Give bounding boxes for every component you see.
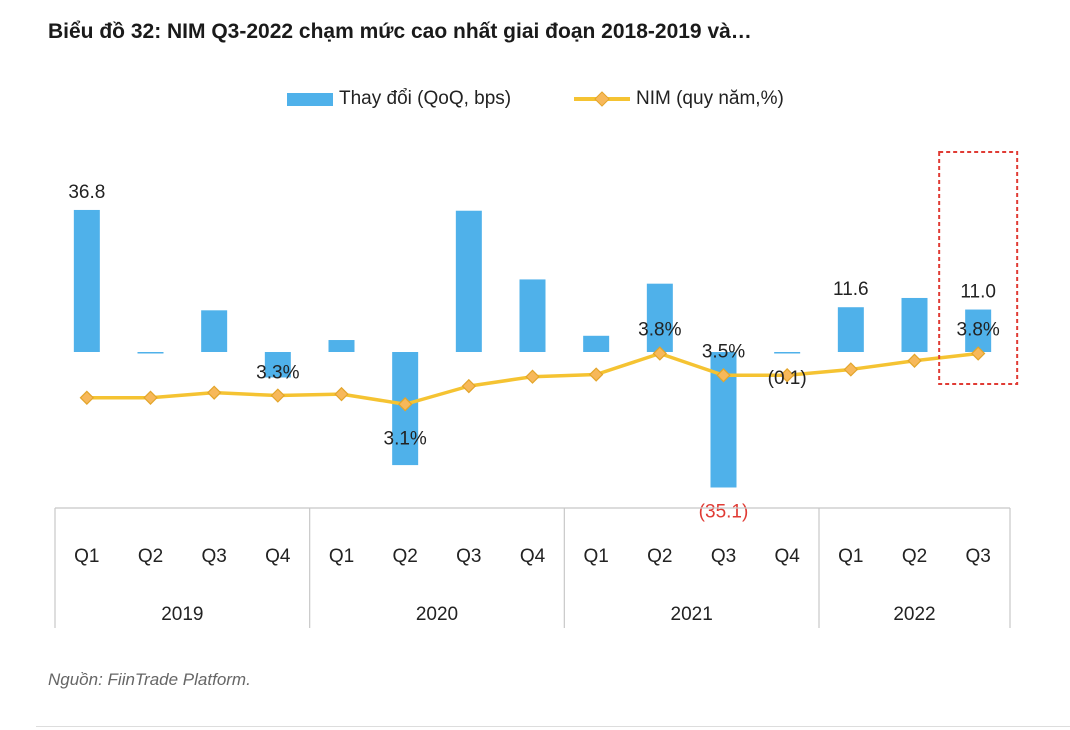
nim-point-14 xyxy=(970,346,986,361)
year-label-2019: 2019 xyxy=(161,604,203,625)
nim-point-8 xyxy=(588,367,604,382)
nim-label-5: 3.1% xyxy=(384,428,427,449)
nim-point-1 xyxy=(143,390,158,405)
nim-point-11 xyxy=(779,368,795,383)
bar-1 xyxy=(137,352,164,354)
footer-divider xyxy=(36,726,1070,727)
bar-12 xyxy=(837,307,864,352)
nim-point-4 xyxy=(334,386,349,402)
highlight-box xyxy=(938,151,1019,385)
source-note: Nguồn: FiinTrade Platform. xyxy=(48,670,251,689)
x-tick-5: Q2 xyxy=(392,546,417,567)
x-tick-11: Q4 xyxy=(774,546,800,567)
bar-13 xyxy=(901,297,928,352)
x-tick-2: Q3 xyxy=(201,546,226,567)
nim-label-10: 3.5% xyxy=(702,341,745,362)
bar-label-0: 36.8 xyxy=(68,182,105,203)
legend-item-line: NIM (quy năm,%) xyxy=(574,88,784,110)
legend-item-bar: Thay đổi (QoQ, bps) xyxy=(287,88,511,110)
bar-4 xyxy=(328,340,355,352)
x-tick-13: Q2 xyxy=(902,546,927,567)
nim-label-14: 3.8% xyxy=(957,320,1000,341)
x-tick-6: Q3 xyxy=(456,546,481,567)
bar-label-14: 11.0 xyxy=(960,282,996,303)
x-tick-8: Q1 xyxy=(583,546,608,567)
nim-point-13 xyxy=(907,353,922,368)
nim-point-9 xyxy=(652,346,668,361)
chart-title: Biểu đồ 32: NIM Q3-2022 chạm mức cao nhấ… xyxy=(48,20,752,43)
x-tick-10: Q3 xyxy=(711,546,736,567)
legend-line-label: NIM (quy năm,%) xyxy=(636,88,784,109)
legend-bar-swatch xyxy=(287,92,333,106)
nim-point-2 xyxy=(206,385,222,400)
x-tick-14: Q3 xyxy=(965,546,990,567)
nim-label-3: 3.3% xyxy=(256,363,299,384)
year-label-2021: 2021 xyxy=(671,604,713,625)
x-tick-7: Q4 xyxy=(520,546,546,567)
x-tick-9: Q2 xyxy=(647,546,672,567)
x-tick-4: Q1 xyxy=(329,546,354,567)
bar-2 xyxy=(201,310,228,352)
bar-0 xyxy=(73,209,100,352)
nim-point-10 xyxy=(716,368,731,383)
nim-point-3 xyxy=(270,388,286,403)
legend: Thay đổi (QoQ, bps) NIM (quy năm,%) xyxy=(0,88,1070,116)
bar-3 xyxy=(264,352,291,378)
nim-point-0 xyxy=(79,390,95,405)
bar-label-11: (0.1) xyxy=(768,368,807,389)
x-tick-0: Q1 xyxy=(74,546,99,567)
bar-11 xyxy=(774,352,801,354)
bar-label-12: 11.6 xyxy=(833,279,869,300)
nim-label-9: 3.8% xyxy=(638,320,681,341)
bar-9 xyxy=(646,283,673,352)
nim-point-7 xyxy=(525,369,540,384)
bar-label-10: (35.1) xyxy=(699,501,749,522)
bar-14 xyxy=(965,309,992,352)
bar-6 xyxy=(455,210,482,352)
x-tick-1: Q2 xyxy=(138,546,163,567)
legend-bar-label: Thay đổi (QoQ, bps) xyxy=(339,88,512,109)
bar-7 xyxy=(519,279,546,352)
nim-point-12 xyxy=(843,362,859,377)
nim-point-6 xyxy=(461,378,477,394)
x-tick-12: Q1 xyxy=(838,546,863,567)
bar-8 xyxy=(583,335,610,352)
year-label-2022: 2022 xyxy=(893,604,935,625)
x-tick-3: Q4 xyxy=(265,546,291,567)
legend-line-swatch xyxy=(574,91,630,107)
year-label-2020: 2020 xyxy=(416,604,458,625)
nim-point-5 xyxy=(397,397,413,412)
---
▶ WHAT IS NEEDED
Please extract every line of the data above verbatim, leaving out the picture.

▶ RESULT FOR THIS EXERCISE
Give bounding boxes for every component you see.
nim-point-14 xyxy=(970,346,986,361)
year-label-2019: 2019 xyxy=(161,604,203,625)
nim-point-8 xyxy=(588,367,604,382)
nim-label-5: 3.1% xyxy=(384,428,427,449)
nim-point-1 xyxy=(143,390,158,405)
nim-point-11 xyxy=(779,368,795,383)
bar-1 xyxy=(137,352,164,354)
footer-divider xyxy=(36,726,1070,727)
bar-12 xyxy=(837,307,864,352)
nim-point-4 xyxy=(334,386,349,402)
highlight-box xyxy=(938,151,1019,385)
source-note: Nguồn: FiinTrade Platform. xyxy=(48,670,251,689)
x-tick-5: Q2 xyxy=(392,546,417,567)
x-tick-11: Q4 xyxy=(774,546,800,567)
bar-13 xyxy=(901,297,928,352)
x-tick-2: Q3 xyxy=(201,546,226,567)
nim-label-10: 3.5% xyxy=(702,341,745,362)
bar-label-0: 36.8 xyxy=(68,182,105,203)
legend-item-line: NIM (quy năm,%) xyxy=(574,88,784,110)
legend-item-bar: Thay đổi (QoQ, bps) xyxy=(287,88,511,110)
bar-4 xyxy=(328,340,355,352)
x-tick-13: Q2 xyxy=(902,546,927,567)
nim-label-14: 3.8% xyxy=(957,320,1000,341)
x-tick-6: Q3 xyxy=(456,546,481,567)
bar-label-14: 11.0 xyxy=(960,282,996,303)
x-tick-8: Q1 xyxy=(583,546,608,567)
nim-point-13 xyxy=(907,353,922,368)
nim-point-9 xyxy=(652,346,668,361)
chart-title: Biểu đồ 32: NIM Q3-2022 chạm mức cao nhấ… xyxy=(48,20,752,43)
x-tick-10: Q3 xyxy=(711,546,736,567)
legend-line-label: NIM (quy năm,%) xyxy=(636,88,784,109)
legend-bar-swatch xyxy=(287,92,333,106)
nim-point-2 xyxy=(206,385,222,400)
x-tick-14: Q3 xyxy=(965,546,990,567)
nim-label-3: 3.3% xyxy=(256,363,299,384)
year-label-2021: 2021 xyxy=(671,604,713,625)
x-tick-7: Q4 xyxy=(520,546,546,567)
x-tick-9: Q2 xyxy=(647,546,672,567)
x-tick-4: Q1 xyxy=(329,546,354,567)
bar-2 xyxy=(201,310,228,352)
bar-0 xyxy=(73,209,100,352)
nim-point-10 xyxy=(716,368,731,383)
nim-point-3 xyxy=(270,388,286,403)
legend: Thay đổi (QoQ, bps) NIM (quy năm,%) xyxy=(0,88,1070,116)
bar-3 xyxy=(264,352,291,378)
nim-point-0 xyxy=(79,390,95,405)
bar-label-11: (0.1) xyxy=(768,368,807,389)
x-tick-0: Q1 xyxy=(74,546,99,567)
bar-11 xyxy=(774,352,801,354)
bar-label-12: 11.6 xyxy=(833,279,869,300)
nim-label-9: 3.8% xyxy=(638,320,681,341)
bar-9 xyxy=(646,283,673,352)
nim-point-7 xyxy=(525,369,540,384)
bar-label-10: (35.1) xyxy=(699,501,749,522)
bar-14 xyxy=(965,309,992,352)
bar-6 xyxy=(455,210,482,352)
x-tick-1: Q2 xyxy=(138,546,163,567)
legend-bar-label: Thay đổi (QoQ, bps) xyxy=(339,88,512,109)
bar-7 xyxy=(519,279,546,352)
nim-point-12 xyxy=(843,362,859,377)
nim-point-6 xyxy=(461,378,477,394)
x-tick-12: Q1 xyxy=(838,546,863,567)
bar-8 xyxy=(583,335,610,352)
year-label-2022: 2022 xyxy=(893,604,935,625)
x-tick-3: Q4 xyxy=(265,546,291,567)
legend-line-swatch xyxy=(574,91,630,107)
year-label-2020: 2020 xyxy=(416,604,458,625)
nim-point-5 xyxy=(397,397,413,412)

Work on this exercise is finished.